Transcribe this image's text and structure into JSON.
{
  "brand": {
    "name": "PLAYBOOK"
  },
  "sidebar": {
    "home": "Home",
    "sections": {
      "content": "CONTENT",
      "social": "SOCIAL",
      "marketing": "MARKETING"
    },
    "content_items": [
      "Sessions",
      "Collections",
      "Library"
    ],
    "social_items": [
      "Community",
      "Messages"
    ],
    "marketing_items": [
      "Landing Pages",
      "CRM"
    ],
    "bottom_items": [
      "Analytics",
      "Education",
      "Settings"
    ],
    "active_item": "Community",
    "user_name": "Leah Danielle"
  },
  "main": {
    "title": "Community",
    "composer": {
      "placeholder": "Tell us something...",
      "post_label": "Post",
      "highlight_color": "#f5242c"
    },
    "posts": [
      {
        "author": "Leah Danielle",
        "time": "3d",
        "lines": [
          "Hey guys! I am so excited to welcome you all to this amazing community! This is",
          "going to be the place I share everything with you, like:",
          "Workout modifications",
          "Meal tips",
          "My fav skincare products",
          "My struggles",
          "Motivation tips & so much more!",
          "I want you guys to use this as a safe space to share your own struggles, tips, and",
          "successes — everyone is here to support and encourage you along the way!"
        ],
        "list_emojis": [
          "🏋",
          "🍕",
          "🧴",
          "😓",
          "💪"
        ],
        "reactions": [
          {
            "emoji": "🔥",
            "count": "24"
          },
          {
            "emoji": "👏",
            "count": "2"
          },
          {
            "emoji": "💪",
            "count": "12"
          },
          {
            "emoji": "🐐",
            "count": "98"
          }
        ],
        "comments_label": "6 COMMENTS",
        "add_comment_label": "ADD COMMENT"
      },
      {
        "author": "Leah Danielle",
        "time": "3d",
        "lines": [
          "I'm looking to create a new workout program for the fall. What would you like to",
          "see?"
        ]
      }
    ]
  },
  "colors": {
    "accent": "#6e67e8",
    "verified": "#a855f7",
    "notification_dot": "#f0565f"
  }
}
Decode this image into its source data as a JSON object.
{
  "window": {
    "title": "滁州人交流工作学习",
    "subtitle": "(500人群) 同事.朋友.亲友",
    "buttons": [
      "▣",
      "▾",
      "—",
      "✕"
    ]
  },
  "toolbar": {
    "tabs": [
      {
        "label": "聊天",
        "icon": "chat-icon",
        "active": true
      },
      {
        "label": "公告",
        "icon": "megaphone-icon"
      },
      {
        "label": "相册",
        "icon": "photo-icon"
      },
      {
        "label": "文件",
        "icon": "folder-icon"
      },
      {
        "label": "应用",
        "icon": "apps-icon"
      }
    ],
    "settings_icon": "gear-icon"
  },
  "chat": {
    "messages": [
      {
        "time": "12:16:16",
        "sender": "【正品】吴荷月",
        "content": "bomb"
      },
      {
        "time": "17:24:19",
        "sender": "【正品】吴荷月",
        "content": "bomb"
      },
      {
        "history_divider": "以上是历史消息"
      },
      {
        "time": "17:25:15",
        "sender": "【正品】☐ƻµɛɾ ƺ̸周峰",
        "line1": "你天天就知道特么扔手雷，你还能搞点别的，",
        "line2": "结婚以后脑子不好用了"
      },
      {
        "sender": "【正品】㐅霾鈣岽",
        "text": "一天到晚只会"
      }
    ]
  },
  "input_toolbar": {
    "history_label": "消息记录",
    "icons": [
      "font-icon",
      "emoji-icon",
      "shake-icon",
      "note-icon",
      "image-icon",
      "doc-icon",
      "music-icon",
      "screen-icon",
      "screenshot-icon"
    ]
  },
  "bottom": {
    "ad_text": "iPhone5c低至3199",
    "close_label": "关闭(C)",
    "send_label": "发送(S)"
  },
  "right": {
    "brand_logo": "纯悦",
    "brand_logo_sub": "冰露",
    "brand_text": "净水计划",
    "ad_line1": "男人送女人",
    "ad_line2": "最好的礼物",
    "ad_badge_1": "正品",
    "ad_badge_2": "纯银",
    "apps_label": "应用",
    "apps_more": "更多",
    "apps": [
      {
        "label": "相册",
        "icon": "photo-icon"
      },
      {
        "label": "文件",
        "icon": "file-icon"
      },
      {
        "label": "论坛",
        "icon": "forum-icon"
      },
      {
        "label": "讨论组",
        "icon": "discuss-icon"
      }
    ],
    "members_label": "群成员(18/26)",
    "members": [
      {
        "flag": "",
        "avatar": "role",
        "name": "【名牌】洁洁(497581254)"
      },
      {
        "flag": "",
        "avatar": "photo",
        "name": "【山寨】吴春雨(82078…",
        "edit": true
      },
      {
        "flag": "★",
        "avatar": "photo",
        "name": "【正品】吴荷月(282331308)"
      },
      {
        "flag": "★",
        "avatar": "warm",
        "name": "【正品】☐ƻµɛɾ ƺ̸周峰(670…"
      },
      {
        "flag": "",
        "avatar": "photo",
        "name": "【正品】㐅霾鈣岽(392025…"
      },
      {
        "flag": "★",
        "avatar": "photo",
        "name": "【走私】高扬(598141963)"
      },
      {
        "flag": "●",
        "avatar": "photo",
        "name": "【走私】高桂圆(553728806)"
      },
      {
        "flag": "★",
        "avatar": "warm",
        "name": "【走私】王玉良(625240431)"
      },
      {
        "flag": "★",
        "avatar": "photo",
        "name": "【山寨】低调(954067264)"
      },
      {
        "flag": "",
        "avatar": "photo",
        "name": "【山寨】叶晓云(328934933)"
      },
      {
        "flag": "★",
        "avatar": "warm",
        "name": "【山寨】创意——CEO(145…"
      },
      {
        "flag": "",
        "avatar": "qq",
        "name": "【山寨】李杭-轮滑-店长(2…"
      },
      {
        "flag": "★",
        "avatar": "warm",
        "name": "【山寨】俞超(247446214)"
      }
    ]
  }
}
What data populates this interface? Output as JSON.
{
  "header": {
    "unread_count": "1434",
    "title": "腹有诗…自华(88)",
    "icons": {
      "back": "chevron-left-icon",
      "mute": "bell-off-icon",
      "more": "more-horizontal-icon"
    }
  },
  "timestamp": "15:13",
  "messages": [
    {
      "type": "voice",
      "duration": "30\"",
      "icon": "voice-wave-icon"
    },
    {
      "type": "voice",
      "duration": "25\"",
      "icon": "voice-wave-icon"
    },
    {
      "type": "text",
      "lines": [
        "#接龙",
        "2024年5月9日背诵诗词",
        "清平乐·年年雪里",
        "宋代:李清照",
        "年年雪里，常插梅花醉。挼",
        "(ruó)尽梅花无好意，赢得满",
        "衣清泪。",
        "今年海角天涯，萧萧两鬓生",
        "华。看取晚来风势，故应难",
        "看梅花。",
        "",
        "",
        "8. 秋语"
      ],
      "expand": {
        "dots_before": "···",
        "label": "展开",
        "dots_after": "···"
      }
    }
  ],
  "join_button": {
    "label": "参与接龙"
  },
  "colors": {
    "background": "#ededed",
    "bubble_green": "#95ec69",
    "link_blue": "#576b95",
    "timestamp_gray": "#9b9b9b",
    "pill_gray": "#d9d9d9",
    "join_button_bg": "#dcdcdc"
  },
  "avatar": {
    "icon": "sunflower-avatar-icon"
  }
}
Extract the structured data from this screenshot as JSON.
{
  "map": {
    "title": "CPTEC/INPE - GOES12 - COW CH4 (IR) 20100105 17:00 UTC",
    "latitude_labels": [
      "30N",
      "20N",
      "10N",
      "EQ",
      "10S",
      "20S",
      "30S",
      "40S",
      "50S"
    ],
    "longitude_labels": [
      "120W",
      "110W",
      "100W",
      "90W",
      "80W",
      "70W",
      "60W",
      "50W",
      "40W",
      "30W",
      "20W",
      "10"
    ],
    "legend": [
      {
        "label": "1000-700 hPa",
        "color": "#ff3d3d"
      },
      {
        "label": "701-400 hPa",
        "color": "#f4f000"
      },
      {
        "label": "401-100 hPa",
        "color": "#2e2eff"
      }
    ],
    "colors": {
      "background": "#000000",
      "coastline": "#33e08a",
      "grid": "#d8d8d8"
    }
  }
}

————

▶ Directions
Collect each line containing the string "this".

▶ Complete answer
Transcribe this image's text and structure into JSON.
          "Hey guys! I am so excited to welcome you all to this amazing community! This is",
          "I want you guys to use this as a safe space to share your own struggles, tips, and",
Decode this image into its source data as a JSON object.
What data populates this interface? Output as JSON.
Extract the structured data from this screenshot as JSON.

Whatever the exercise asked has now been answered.